=== TASK INPUTS ===
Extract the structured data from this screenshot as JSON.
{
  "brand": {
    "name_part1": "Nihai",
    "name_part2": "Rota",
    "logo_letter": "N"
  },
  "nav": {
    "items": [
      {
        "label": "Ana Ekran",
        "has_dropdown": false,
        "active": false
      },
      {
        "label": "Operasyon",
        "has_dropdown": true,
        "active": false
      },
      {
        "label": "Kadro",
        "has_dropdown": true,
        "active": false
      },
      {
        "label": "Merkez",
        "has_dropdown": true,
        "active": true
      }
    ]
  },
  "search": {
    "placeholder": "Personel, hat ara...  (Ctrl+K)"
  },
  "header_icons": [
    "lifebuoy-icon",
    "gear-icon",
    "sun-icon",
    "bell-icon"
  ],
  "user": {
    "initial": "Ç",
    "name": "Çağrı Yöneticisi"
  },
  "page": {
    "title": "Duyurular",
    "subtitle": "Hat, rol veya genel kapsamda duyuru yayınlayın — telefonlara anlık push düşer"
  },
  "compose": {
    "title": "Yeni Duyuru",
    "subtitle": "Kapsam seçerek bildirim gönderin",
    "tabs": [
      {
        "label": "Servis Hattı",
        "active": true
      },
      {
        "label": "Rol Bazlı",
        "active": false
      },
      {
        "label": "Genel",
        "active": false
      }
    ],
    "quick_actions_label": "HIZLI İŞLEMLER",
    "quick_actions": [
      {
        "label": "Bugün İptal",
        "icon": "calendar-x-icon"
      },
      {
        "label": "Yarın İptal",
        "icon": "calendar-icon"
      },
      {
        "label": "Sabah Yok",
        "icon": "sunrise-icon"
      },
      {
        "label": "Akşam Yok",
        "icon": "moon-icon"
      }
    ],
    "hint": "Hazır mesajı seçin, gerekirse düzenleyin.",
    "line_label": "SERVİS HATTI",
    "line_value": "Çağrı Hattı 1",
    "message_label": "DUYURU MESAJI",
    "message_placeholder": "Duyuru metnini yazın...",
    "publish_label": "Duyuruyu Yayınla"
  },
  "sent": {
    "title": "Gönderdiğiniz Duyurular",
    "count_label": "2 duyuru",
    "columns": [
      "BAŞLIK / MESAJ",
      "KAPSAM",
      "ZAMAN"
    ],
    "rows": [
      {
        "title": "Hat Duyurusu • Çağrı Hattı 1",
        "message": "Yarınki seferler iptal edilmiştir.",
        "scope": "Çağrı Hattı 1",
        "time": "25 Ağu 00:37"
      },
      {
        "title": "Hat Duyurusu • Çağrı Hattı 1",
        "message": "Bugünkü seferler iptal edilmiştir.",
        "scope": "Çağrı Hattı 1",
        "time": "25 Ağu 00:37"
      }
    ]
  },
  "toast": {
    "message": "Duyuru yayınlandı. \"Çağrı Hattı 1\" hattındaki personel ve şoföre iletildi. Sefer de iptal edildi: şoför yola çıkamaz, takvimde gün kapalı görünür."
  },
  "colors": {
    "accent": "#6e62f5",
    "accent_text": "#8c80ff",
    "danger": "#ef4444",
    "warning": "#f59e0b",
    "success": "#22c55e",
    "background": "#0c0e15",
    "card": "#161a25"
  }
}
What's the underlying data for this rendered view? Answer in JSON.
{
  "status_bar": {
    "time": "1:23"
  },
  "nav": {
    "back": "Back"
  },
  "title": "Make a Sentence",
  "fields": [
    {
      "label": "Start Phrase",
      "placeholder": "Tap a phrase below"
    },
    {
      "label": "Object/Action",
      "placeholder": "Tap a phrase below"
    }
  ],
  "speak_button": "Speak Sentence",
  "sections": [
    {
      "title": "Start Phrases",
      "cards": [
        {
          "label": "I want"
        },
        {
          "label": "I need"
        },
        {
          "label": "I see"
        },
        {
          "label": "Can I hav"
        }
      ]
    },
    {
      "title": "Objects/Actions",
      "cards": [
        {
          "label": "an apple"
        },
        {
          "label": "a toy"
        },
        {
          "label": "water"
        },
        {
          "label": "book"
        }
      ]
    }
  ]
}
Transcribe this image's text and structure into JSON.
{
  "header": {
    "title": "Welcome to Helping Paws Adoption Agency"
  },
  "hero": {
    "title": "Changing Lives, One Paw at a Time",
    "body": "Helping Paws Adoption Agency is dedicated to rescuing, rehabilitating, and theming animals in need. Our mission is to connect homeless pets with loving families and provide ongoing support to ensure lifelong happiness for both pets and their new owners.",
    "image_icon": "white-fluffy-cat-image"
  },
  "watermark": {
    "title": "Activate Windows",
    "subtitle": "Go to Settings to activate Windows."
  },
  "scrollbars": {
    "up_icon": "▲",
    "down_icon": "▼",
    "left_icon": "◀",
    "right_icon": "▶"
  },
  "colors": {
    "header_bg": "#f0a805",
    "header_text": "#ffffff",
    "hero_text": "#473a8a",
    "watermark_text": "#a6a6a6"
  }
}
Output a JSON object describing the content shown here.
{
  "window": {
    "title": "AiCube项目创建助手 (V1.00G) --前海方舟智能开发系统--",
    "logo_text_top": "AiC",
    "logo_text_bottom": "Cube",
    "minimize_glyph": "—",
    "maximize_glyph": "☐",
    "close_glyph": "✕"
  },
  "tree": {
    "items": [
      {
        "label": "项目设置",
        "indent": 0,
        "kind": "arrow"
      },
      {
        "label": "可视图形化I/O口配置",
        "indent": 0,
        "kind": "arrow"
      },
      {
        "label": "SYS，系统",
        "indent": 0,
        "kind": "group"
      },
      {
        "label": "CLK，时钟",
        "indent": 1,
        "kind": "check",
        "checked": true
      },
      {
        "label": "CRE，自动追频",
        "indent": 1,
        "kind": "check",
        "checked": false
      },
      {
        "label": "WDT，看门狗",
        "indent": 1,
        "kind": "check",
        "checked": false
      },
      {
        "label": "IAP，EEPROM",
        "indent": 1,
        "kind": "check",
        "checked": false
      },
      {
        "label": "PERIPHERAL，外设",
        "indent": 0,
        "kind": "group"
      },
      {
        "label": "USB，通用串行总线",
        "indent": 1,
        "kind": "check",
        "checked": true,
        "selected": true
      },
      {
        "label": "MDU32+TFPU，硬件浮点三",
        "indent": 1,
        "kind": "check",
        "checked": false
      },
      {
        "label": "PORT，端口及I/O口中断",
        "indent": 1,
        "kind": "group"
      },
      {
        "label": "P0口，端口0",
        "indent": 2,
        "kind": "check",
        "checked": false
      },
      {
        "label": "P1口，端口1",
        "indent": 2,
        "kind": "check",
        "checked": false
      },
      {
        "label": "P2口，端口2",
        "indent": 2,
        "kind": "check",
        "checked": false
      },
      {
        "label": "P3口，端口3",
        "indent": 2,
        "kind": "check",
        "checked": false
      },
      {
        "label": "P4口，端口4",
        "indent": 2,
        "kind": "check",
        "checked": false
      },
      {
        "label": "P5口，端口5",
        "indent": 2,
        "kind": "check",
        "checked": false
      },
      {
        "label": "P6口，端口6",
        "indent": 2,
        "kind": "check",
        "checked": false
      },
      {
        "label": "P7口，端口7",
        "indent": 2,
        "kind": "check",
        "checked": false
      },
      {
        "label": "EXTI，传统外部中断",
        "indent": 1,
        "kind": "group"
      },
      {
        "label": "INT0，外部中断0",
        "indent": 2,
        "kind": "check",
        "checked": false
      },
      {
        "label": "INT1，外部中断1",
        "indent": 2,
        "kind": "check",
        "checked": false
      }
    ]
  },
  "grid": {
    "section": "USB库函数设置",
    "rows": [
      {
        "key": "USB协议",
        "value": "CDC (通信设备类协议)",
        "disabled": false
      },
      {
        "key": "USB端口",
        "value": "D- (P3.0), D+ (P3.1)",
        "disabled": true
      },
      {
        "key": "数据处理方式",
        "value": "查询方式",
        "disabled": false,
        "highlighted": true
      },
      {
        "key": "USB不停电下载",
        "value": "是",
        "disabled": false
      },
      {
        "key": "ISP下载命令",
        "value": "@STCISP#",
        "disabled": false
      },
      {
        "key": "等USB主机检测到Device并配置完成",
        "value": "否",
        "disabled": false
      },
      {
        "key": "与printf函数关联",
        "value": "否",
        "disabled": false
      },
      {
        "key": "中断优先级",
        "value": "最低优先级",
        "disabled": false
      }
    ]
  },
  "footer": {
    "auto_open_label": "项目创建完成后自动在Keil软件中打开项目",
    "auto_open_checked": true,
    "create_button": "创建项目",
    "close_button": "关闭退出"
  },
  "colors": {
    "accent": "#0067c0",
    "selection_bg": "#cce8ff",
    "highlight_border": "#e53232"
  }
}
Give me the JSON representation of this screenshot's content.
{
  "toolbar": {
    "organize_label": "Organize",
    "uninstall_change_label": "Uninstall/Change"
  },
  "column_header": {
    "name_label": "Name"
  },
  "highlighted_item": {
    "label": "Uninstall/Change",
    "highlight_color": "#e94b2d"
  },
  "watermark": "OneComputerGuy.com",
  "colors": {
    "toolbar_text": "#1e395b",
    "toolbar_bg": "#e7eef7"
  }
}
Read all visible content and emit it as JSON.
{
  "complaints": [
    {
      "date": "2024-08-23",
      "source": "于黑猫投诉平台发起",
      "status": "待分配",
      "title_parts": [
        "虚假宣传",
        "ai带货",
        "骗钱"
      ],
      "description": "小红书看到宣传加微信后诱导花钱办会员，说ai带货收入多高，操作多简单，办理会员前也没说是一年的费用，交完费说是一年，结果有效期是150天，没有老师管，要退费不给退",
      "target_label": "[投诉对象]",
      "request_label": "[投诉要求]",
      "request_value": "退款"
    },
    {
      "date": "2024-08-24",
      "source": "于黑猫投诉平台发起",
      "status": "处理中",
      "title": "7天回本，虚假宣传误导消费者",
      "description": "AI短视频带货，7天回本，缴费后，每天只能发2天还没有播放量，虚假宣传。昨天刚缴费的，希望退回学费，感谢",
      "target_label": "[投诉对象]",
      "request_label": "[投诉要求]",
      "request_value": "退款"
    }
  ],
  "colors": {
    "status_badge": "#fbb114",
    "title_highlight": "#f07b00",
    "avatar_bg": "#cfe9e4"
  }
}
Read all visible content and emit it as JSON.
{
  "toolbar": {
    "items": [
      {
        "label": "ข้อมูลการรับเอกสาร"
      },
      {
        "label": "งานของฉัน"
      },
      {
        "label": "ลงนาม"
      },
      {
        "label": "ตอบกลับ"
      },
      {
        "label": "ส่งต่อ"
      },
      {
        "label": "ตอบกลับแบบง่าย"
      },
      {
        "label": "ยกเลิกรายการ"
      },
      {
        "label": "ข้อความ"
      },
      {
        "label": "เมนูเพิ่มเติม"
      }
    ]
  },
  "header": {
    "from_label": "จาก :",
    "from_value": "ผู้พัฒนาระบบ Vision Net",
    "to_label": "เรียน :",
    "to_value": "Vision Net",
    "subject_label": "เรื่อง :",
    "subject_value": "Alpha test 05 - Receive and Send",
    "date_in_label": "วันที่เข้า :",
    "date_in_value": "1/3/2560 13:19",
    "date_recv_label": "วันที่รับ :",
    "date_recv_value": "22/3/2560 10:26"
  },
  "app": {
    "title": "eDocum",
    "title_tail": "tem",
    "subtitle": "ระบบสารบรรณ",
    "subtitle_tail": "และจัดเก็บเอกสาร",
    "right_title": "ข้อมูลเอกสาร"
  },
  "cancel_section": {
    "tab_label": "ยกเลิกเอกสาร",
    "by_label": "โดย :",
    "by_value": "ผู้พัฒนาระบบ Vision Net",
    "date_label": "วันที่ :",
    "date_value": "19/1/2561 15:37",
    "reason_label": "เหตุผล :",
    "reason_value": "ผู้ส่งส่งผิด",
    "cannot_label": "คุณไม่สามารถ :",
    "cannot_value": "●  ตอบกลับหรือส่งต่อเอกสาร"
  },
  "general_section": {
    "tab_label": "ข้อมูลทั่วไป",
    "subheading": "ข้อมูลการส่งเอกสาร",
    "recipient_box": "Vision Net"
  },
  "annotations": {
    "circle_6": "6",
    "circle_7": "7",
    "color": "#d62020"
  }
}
===
**EXERCISE PROMPT:** Which lines of the material contain the string "data"? List each of them.

**WRITTEN SOLUTION:**
Extract the structured data from this screenshot as JSON.
What's the underlying data for this rendered view? Answer in JSON.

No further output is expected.